Figure content listings:
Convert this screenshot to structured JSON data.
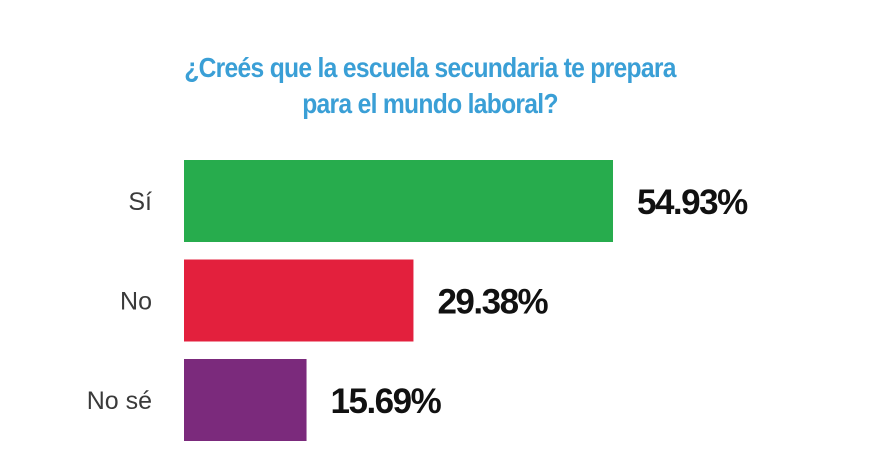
{
  "chart_data": {
    "type": "bar",
    "orientation": "horizontal",
    "title_lines": [
      "¿Creés que la escuela secundaria te prepara",
      "para el mundo laboral?"
    ],
    "categories": [
      "Sí",
      "No",
      "No sé"
    ],
    "values": [
      54.93,
      29.38,
      15.69
    ],
    "value_labels": [
      "54.93%",
      "29.38%",
      "15.69%"
    ],
    "colors": [
      "#27ac4d",
      "#e3203d",
      "#7b2a7c"
    ],
    "title_color": "#3a9fd6",
    "xlim": [
      0,
      100
    ],
    "grid": false,
    "legend": "none"
  }
}
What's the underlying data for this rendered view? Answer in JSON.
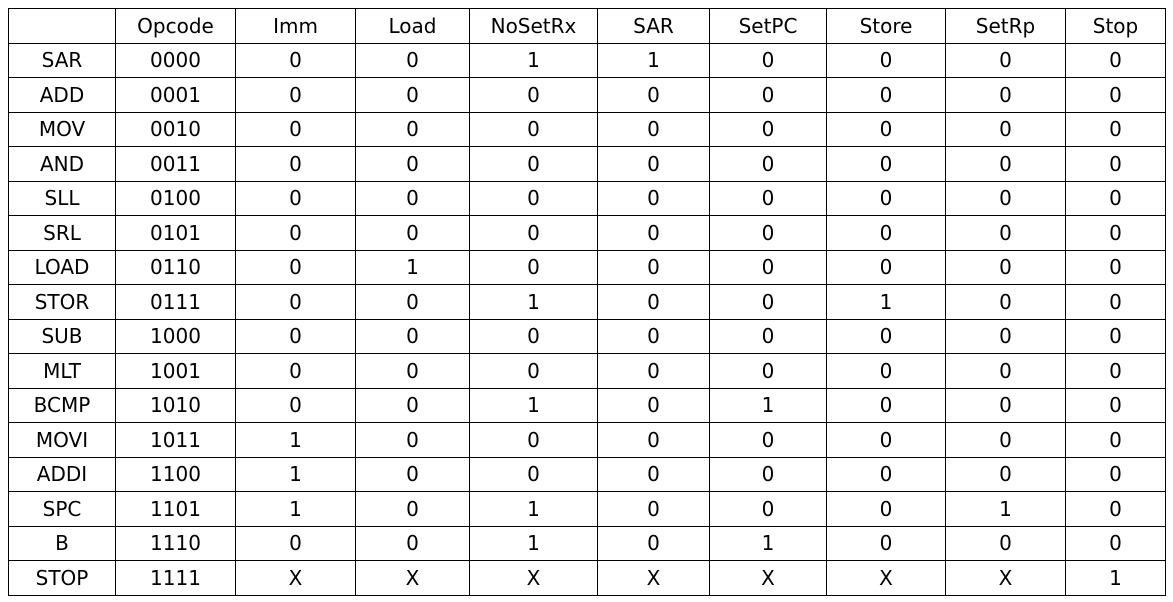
{
  "table": {
    "headers": [
      "",
      "Opcode",
      "Imm",
      "Load",
      "NoSetRx",
      "SAR",
      "SetPC",
      "Store",
      "SetRp",
      "Stop"
    ],
    "rows": [
      [
        "SAR",
        "0000",
        "0",
        "0",
        "1",
        "1",
        "0",
        "0",
        "0",
        "0"
      ],
      [
        "ADD",
        "0001",
        "0",
        "0",
        "0",
        "0",
        "0",
        "0",
        "0",
        "0"
      ],
      [
        "MOV",
        "0010",
        "0",
        "0",
        "0",
        "0",
        "0",
        "0",
        "0",
        "0"
      ],
      [
        "AND",
        "0011",
        "0",
        "0",
        "0",
        "0",
        "0",
        "0",
        "0",
        "0"
      ],
      [
        "SLL",
        "0100",
        "0",
        "0",
        "0",
        "0",
        "0",
        "0",
        "0",
        "0"
      ],
      [
        "SRL",
        "0101",
        "0",
        "0",
        "0",
        "0",
        "0",
        "0",
        "0",
        "0"
      ],
      [
        "LOAD",
        "0110",
        "0",
        "1",
        "0",
        "0",
        "0",
        "0",
        "0",
        "0"
      ],
      [
        "STOR",
        "0111",
        "0",
        "0",
        "1",
        "0",
        "0",
        "1",
        "0",
        "0"
      ],
      [
        "SUB",
        "1000",
        "0",
        "0",
        "0",
        "0",
        "0",
        "0",
        "0",
        "0"
      ],
      [
        "MLT",
        "1001",
        "0",
        "0",
        "0",
        "0",
        "0",
        "0",
        "0",
        "0"
      ],
      [
        "BCMP",
        "1010",
        "0",
        "0",
        "1",
        "0",
        "1",
        "0",
        "0",
        "0"
      ],
      [
        "MOVI",
        "1011",
        "1",
        "0",
        "0",
        "0",
        "0",
        "0",
        "0",
        "0"
      ],
      [
        "ADDI",
        "1100",
        "1",
        "0",
        "0",
        "0",
        "0",
        "0",
        "0",
        "0"
      ],
      [
        "SPC",
        "1101",
        "1",
        "0",
        "1",
        "0",
        "0",
        "0",
        "1",
        "0"
      ],
      [
        "B",
        "1110",
        "0",
        "0",
        "1",
        "0",
        "1",
        "0",
        "0",
        "0"
      ],
      [
        "STOP",
        "1111",
        "X",
        "X",
        "X",
        "X",
        "X",
        "X",
        "X",
        "1"
      ]
    ]
  }
}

Task statement:
Which lines in the listing above hold the word "this"? Show each of them.

Correct answer:
Convert this screenshot to structured JSON data.
What's the underlying data for this rendered view? Answer in JSON.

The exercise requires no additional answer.